- **WORK REQUIRED**
Repeat the data that follows, word for word, without the images.

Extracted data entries
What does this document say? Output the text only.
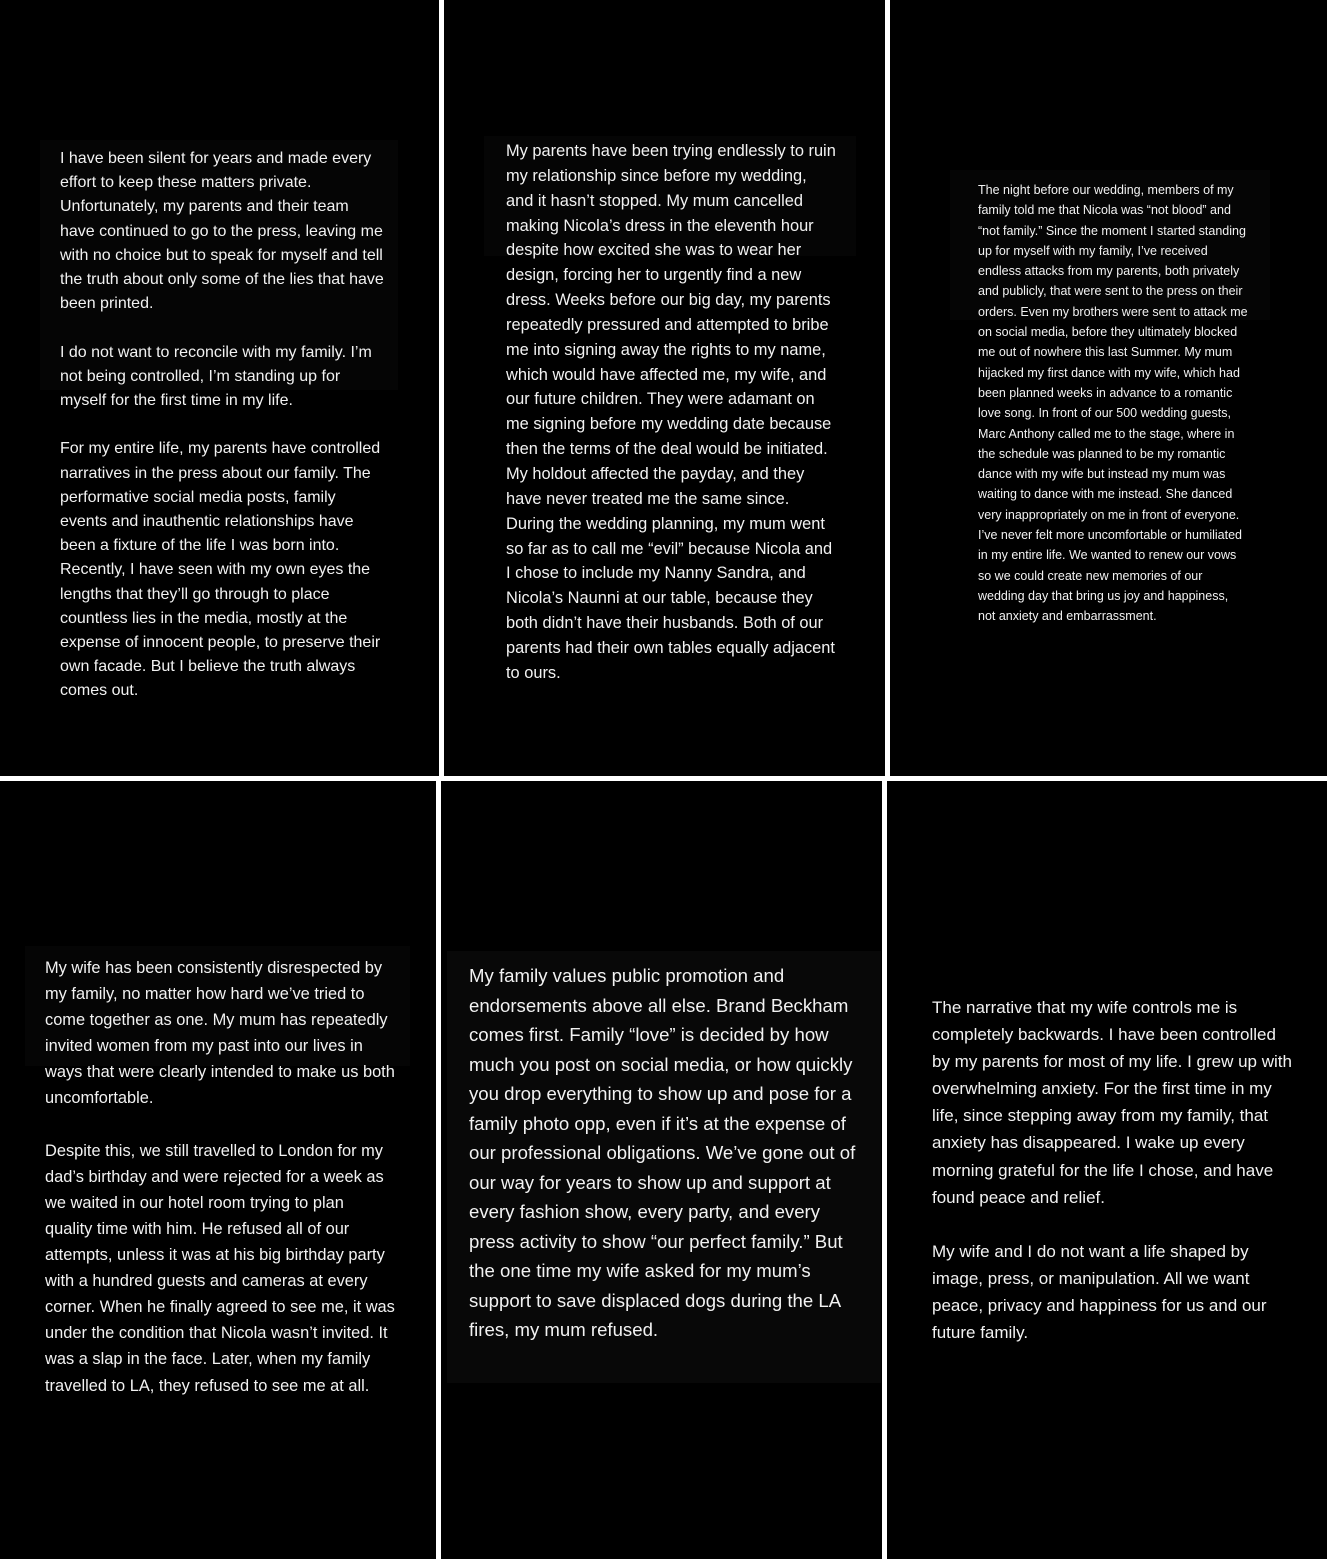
I have been silent for years and made every effort to keep these matters private. Unfortunately, my parents and their team have continued to go to the press, leaving me with no choice but to speak for myself and tell the truth about only some of the lies that have been printed.

I do not want to reconcile with my family. I’m not being controlled, I’m standing up for myself for the first time in my life.

For my entire life, my parents have controlled narratives in the press about our family. The performative social media posts, family events and inauthentic relationships have been a fixture of the life I was born into. Recently, I have seen with my own eyes the lengths that they’ll go through to place countless lies in the media, mostly at the expense of innocent people, to preserve their own facade. But I believe the truth always comes out.
My parents have been trying endlessly to ruin my relationship since before my wedding, and it hasn’t stopped. My mum cancelled making Nicola’s dress in the eleventh hour despite how excited she was to wear her design, forcing her to urgently find a new dress. Weeks before our big day, my parents repeatedly pressured and attempted to bribe me into signing away the rights to my name, which would have affected me, my wife, and our future children. They were adamant on me signing before my wedding date because then the terms of the deal would be initiated. My holdout affected the payday, and they have never treated me the same since. During the wedding planning, my mum went so far as to call me “evil” because Nicola and I chose to include my Nanny Sandra, and Nicola’s Naunni at our table, because they both didn’t have their husbands. Both of our parents had their own tables equally adjacent to ours.
The night before our wedding, members of my family told me that Nicola was “not blood” and “not family.” Since the moment I started standing up for myself with my family, I’ve received endless attacks from my parents, both privately and publicly, that were sent to the press on their orders. Even my brothers were sent to attack me on social media, before they ultimately blocked me out of nowhere this last Summer. My mum hijacked my first dance with my wife, which had been planned weeks in advance to a romantic love song. In front of our 500 wedding guests, Marc Anthony called me to the stage, where in the schedule was planned to be my romantic dance with my wife but instead my mum was waiting to dance with me instead. She danced very inappropriately on me in front of everyone. I’ve never felt more uncomfortable or humiliated in my entire life. We wanted to renew our vows so we could create new memories of our wedding day that bring us joy and happiness, not anxiety and embarrassment.
My wife has been consistently disrespected by my family, no matter how hard we’ve tried to come together as one. My mum has repeatedly invited women from my past into our lives in ways that were clearly intended to make us both uncomfortable.

Despite this, we still travelled to London for my dad’s birthday and were rejected for a week as we waited in our hotel room trying to plan quality time with him. He refused all of our attempts, unless it was at his big birthday party with a hundred guests and cameras at every corner. When he finally agreed to see me, it was under the condition that Nicola wasn’t invited. It was a slap in the face. Later, when my family travelled to LA, they refused to see me at all.
My family values public promotion and endorsements above all else. Brand Beckham comes first. Family “love” is decided by how much you post on social media, or how quickly you drop everything to show up and pose for a family photo opp, even if it’s at the expense of our professional obligations. We’ve gone out of our way for years to show up and support at every fashion show, every party, and every press activity to show “our perfect family.” But the one time my wife asked for my mum’s support to save displaced dogs during the LA fires, my mum refused.
The narrative that my wife controls me is completely backwards. I have been controlled by my parents for most of my life. I grew up with overwhelming anxiety. For the first time in my life, since stepping away from my family, that anxiety has disappeared. I wake up every morning grateful for the life I chose, and have found peace and relief.

My wife and I do not want a life shaped by image, press, or manipulation. All we want peace, privacy and happiness for us and our future family.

- **RESULT OF THIS TASK**
What does this document say? Output the text only.
I have been silent for years and made every effort to keep these matters private. Unfortunately, my parents and their team have continued to go to the press, leaving me with no choice but to speak for myself and tell the truth about only some of the lies that have been printed.

I do not want to reconcile with my family. I’m not being controlled, I’m standing up for myself for the first time in my life.

For my entire life, my parents have controlled narratives in the press about our family. The performative social media posts, family events and inauthentic relationships have been a fixture of the life I was born into. Recently, I have seen with my own eyes the lengths that they’ll go through to place countless lies in the media, mostly at the expense of innocent people, to preserve their own facade. But I believe the truth always comes out.
My parents have been trying endlessly to ruin my relationship since before my wedding, and it hasn’t stopped. My mum cancelled making Nicola’s dress in the eleventh hour despite how excited she was to wear her design, forcing her to urgently find a new dress. Weeks before our big day, my parents repeatedly pressured and attempted to bribe me into signing away the rights to my name, which would have affected me, my wife, and our future children. They were adamant on me signing before my wedding date because then the terms of the deal would be initiated. My holdout affected the payday, and they have never treated me the same since. During the wedding planning, my mum went so far as to call me “evil” because Nicola and I chose to include my Nanny Sandra, and Nicola’s Naunni at our table, because they both didn’t have their husbands. Both of our parents had their own tables equally adjacent to ours.
The night before our wedding, members of my family told me that Nicola was “not blood” and “not family.” Since the moment I started standing up for myself with my family, I’ve received endless attacks from my parents, both privately and publicly, that were sent to the press on their orders. Even my brothers were sent to attack me on social media, before they ultimately blocked me out of nowhere this last Summer. My mum hijacked my first dance with my wife, which had been planned weeks in advance to a romantic love song. In front of our 500 wedding guests, Marc Anthony called me to the stage, where in the schedule was planned to be my romantic dance with my wife but instead my mum was waiting to dance with me instead. She danced very inappropriately on me in front of everyone. I’ve never felt more uncomfortable or humiliated in my entire life. We wanted to renew our vows so we could create new memories of our wedding day that bring us joy and happiness, not anxiety and embarrassment.
My wife has been consistently disrespected by my family, no matter how hard we’ve tried to come together as one. My mum has repeatedly invited women from my past into our lives in ways that were clearly intended to make us both uncomfortable.

Despite this, we still travelled to London for my dad’s birthday and were rejected for a week as we waited in our hotel room trying to plan quality time with him. He refused all of our attempts, unless it was at his big birthday party with a hundred guests and cameras at every corner. When he finally agreed to see me, it was under the condition that Nicola wasn’t invited. It was a slap in the face. Later, when my family travelled to LA, they refused to see me at all.
My family values public promotion and endorsements above all else. Brand Beckham comes first. Family “love” is decided by how much you post on social media, or how quickly you drop everything to show up and pose for a family photo opp, even if it’s at the expense of our professional obligations. We’ve gone out of our way for years to show up and support at every fashion show, every party, and every press activity to show “our perfect family.” But the one time my wife asked for my mum’s support to save displaced dogs during the LA fires, my mum refused.
The narrative that my wife controls me is completely backwards. I have been controlled by my parents for most of my life. I grew up with overwhelming anxiety. For the first time in my life, since stepping away from my family, that anxiety has disappeared. I wake up every morning grateful for the life I chose, and have found peace and relief.

My wife and I do not want a life shaped by image, press, or manipulation. All we want peace, privacy and happiness for us and our future family.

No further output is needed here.